TASK DETAILS –
Extract all of the entries and set them down verbatim.

**** PROVIDED DATA ****

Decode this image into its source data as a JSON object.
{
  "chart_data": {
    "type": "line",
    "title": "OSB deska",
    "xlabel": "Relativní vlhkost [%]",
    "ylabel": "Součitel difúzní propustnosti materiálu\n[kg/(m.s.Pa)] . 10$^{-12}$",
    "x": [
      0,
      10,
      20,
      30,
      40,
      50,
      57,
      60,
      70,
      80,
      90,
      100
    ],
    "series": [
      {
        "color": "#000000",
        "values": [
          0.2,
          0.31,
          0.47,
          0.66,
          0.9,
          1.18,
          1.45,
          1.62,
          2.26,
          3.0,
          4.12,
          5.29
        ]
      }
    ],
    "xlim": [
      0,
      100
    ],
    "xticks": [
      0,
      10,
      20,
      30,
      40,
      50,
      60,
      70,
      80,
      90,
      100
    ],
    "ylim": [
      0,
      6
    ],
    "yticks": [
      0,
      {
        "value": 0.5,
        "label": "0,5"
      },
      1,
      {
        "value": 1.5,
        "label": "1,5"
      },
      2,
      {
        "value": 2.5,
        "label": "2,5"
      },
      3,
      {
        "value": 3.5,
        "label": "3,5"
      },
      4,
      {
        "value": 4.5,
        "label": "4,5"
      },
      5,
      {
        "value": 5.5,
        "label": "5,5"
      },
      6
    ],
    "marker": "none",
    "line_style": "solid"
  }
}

****

ANSWER TO THE EXERCISE –
Decode this image into its source data as a JSON object.
{
  "chart_data": {
    "type": "line",
    "title": "OSB deska",
    "xlabel": "Relativní vlhkost [%]",
    "ylabel": "Součitel difúzní propustnosti materiálu\n[kg/(m.s.Pa)] . 10$^{-12}$",
    "x": [
      0,
      10,
      20,
      30,
      40,
      50,
      57,
      60,
      70,
      80,
      90,
      100
    ],
    "series": [
      {
        "color": "#000000",
        "values": [
          0.2,
          0.31,
          0.47,
          0.66,
          0.9,
          1.18,
          1.45,
          1.62,
          2.26,
          3.0,
          4.12,
          5.29
        ]
      }
    ],
    "xlim": [
      0,
      100
    ],
    "xticks": [
      0,
      10,
      20,
      30,
      40,
      50,
      60,
      70,
      80,
      90,
      100
    ],
    "ylim": [
      0,
      6
    ],
    "yticks": [
      0,
      {
        "value": 0.5,
        "label": "0,5"
      },
      1,
      {
        "value": 1.5,
        "label": "1,5"
      },
      2,
      {
        "value": 2.5,
        "label": "2,5"
      },
      3,
      {
        "value": 3.5,
        "label": "3,5"
      },
      4,
      {
        "value": 4.5,
        "label": "4,5"
      },
      5,
      {
        "value": 5.5,
        "label": "5,5"
      },
      6
    ],
    "marker": "none",
    "line_style": "solid"
  }
}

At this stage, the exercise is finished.